Collected data entries
=====

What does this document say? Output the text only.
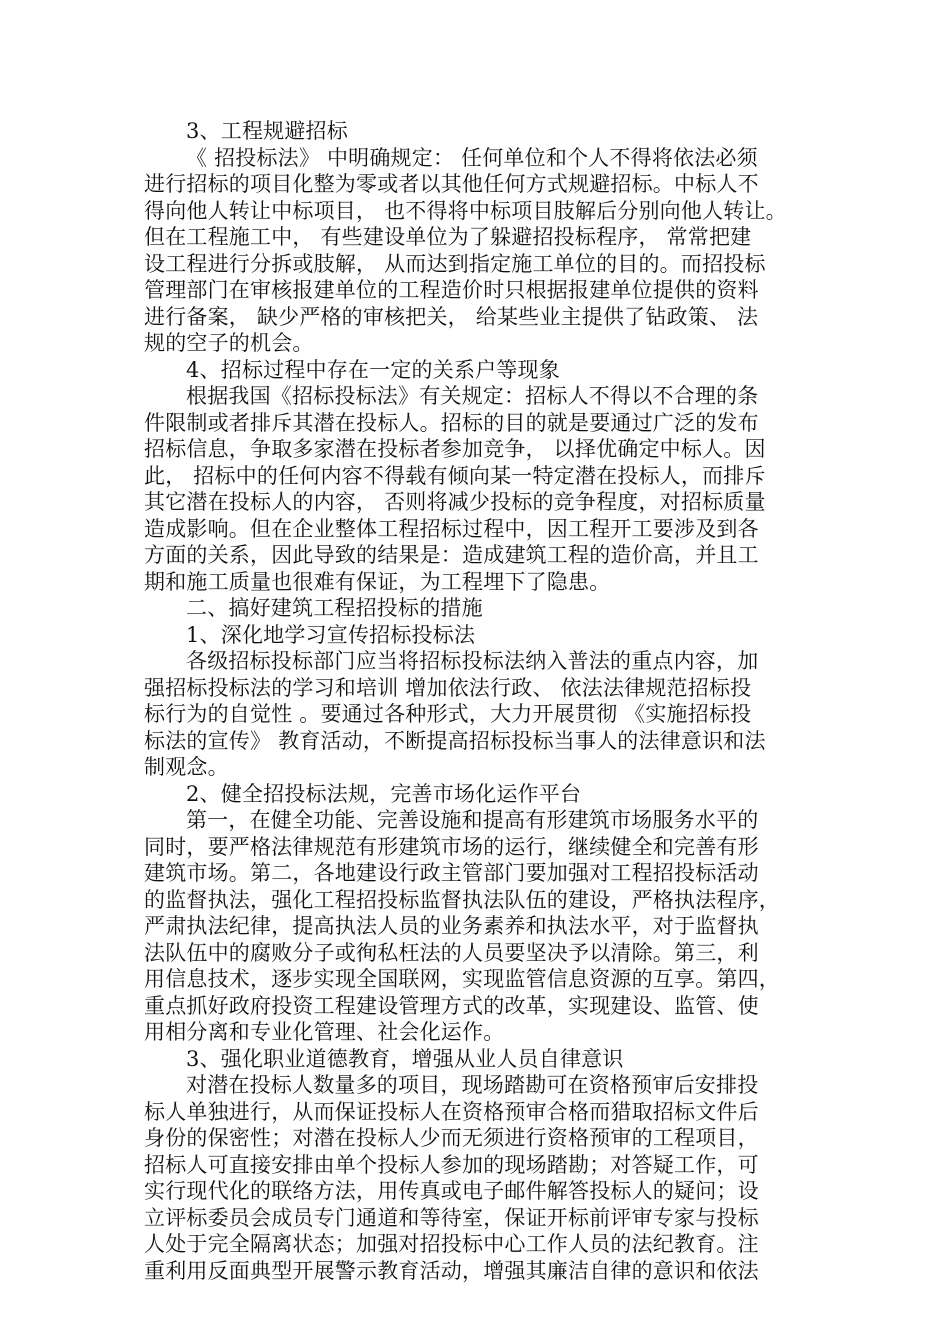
3、工程规避招标
《 招投标法》 中明确规定： 任何单位和个人不得将依法必须
进行招标的项目化整为零或者以其他任何方式规避招标。中标人不
得向他人转让中标项目， 也不得将中标项目肢解后分别向他人转让。
但在工程施工中， 有些建设单位为了躲避招投标程序， 常常把建
设工程进行分拆或肢解， 从而达到指定施工单位的目的。而招投标
管理部门在审核报建单位的工程造价时只根据报建单位提供的资料
进行备案， 缺少严格的审核把关， 给某些业主提供了钻政策、 法
规的空子的机会。
4、招标过程中存在一定的关系户等现象
根据我国《招标投标法》有关规定：招标人不得以不合理的条
件限制或者排斥其潜在投标人。招标的目的就是要通过广泛的发布
招标信息，争取多家潜在投标者参加竞争， 以择优确定中标人。因
此， 招标中的任何内容不得载有倾向某一特定潜在投标人，而排斥
其它潜在投标人的内容， 否则将减少投标的竞争程度，对招标质量
造成影响。但在企业整体工程招标过程中，因工程开工要涉及到各
方面的关系，因此导致的结果是：造成建筑工程的造价高，并且工
期和施工质量也很难有保证，为工程埋下了隐患。
二、搞好建筑工程招投标的措施
1、深化地学习宣传招标投标法
各级招标投标部门应当将招标投标法纳入普法的重点内容，加
强招标投标法的学习和培训 增加依法行政、 依法法律规范招标投
标行为的自觉性 。要通过各种形式，大力开展贯彻 《实施招标投
标法的宣传》 教育活动，不断提高招标投标当事人的法律意识和法
制观念。
2、健全招投标法规，完善市场化运作平台
第一，在健全功能、完善设施和提高有形建筑市场服务水平的
同时，要严格法律规范有形建筑市场的运行，继续健全和完善有形
建筑市场。第二，各地建设行政主管部门要加强对工程招投标活动
的监督执法，强化工程招投标监督执法队伍的建设，严格执法程序，
严肃执法纪律，提高执法人员的业务素养和执法水平，对于监督执
法队伍中的腐败分子或徇私枉法的人员要坚决予以清除。第三，利
用信息技术，逐步实现全国联网，实现监管信息资源的互享。第四，
重点抓好政府投资工程建设管理方式的改革，实现建设、监管、使
用相分离和专业化管理、社会化运作。
3、强化职业道德教育，增强从业人员自律意识
对潜在投标人数量多的项目，现场踏勘可在资格预审后安排投
标人单独进行，从而保证投标人在资格预审合格而猎取招标文件后
身份的保密性；对潜在投标人少而无须进行资格预审的工程项目，
招标人可直接安排由单个投标人参加的现场踏勘；对答疑工作，可
实行现代化的联络方法，用传真或电子邮件解答投标人的疑问；设
立评标委员会成员专门通道和等待室，保证开标前评审专家与投标
人处于完全隔离状态；加强对招投标中心工作人员的法纪教育。注
重利用反面典型开展警示教育活动，增强其廉洁自律的意识和依法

=====

▸ **GIVEN PROBLEM**: Reproduce the full material exactly, excluding the pictures.

▸ **FINAL RESULT**:
What does this document say? Output the text only.
3、工程规避招标
《 招投标法》 中明确规定： 任何单位和个人不得将依法必须
进行招标的项目化整为零或者以其他任何方式规避招标。中标人不
得向他人转让中标项目， 也不得将中标项目肢解后分别向他人转让。
但在工程施工中， 有些建设单位为了躲避招投标程序， 常常把建
设工程进行分拆或肢解， 从而达到指定施工单位的目的。而招投标
管理部门在审核报建单位的工程造价时只根据报建单位提供的资料
进行备案， 缺少严格的审核把关， 给某些业主提供了钻政策、 法
规的空子的机会。
4、招标过程中存在一定的关系户等现象
根据我国《招标投标法》有关规定：招标人不得以不合理的条
件限制或者排斥其潜在投标人。招标的目的就是要通过广泛的发布
招标信息，争取多家潜在投标者参加竞争， 以择优确定中标人。因
此， 招标中的任何内容不得载有倾向某一特定潜在投标人，而排斥
其它潜在投标人的内容， 否则将减少投标的竞争程度，对招标质量
造成影响。但在企业整体工程招标过程中，因工程开工要涉及到各
方面的关系，因此导致的结果是：造成建筑工程的造价高，并且工
期和施工质量也很难有保证，为工程埋下了隐患。
二、搞好建筑工程招投标的措施
1、深化地学习宣传招标投标法
各级招标投标部门应当将招标投标法纳入普法的重点内容，加
强招标投标法的学习和培训 增加依法行政、 依法法律规范招标投
标行为的自觉性 。要通过各种形式，大力开展贯彻 《实施招标投
标法的宣传》 教育活动，不断提高招标投标当事人的法律意识和法
制观念。
2、健全招投标法规，完善市场化运作平台
第一，在健全功能、完善设施和提高有形建筑市场服务水平的
同时，要严格法律规范有形建筑市场的运行，继续健全和完善有形
建筑市场。第二，各地建设行政主管部门要加强对工程招投标活动
的监督执法，强化工程招投标监督执法队伍的建设，严格执法程序，
严肃执法纪律，提高执法人员的业务素养和执法水平，对于监督执
法队伍中的腐败分子或徇私枉法的人员要坚决予以清除。第三，利
用信息技术，逐步实现全国联网，实现监管信息资源的互享。第四，
重点抓好政府投资工程建设管理方式的改革，实现建设、监管、使
用相分离和专业化管理、社会化运作。
3、强化职业道德教育，增强从业人员自律意识
对潜在投标人数量多的项目，现场踏勘可在资格预审后安排投
标人单独进行，从而保证投标人在资格预审合格而猎取招标文件后
身份的保密性；对潜在投标人少而无须进行资格预审的工程项目，
招标人可直接安排由单个投标人参加的现场踏勘；对答疑工作，可
实行现代化的联络方法，用传真或电子邮件解答投标人的疑问；设
立评标委员会成员专门通道和等待室，保证开标前评审专家与投标
人处于完全隔离状态；加强对招投标中心工作人员的法纪教育。注
重利用反面典型开展警示教育活动，增强其廉洁自律的意识和依法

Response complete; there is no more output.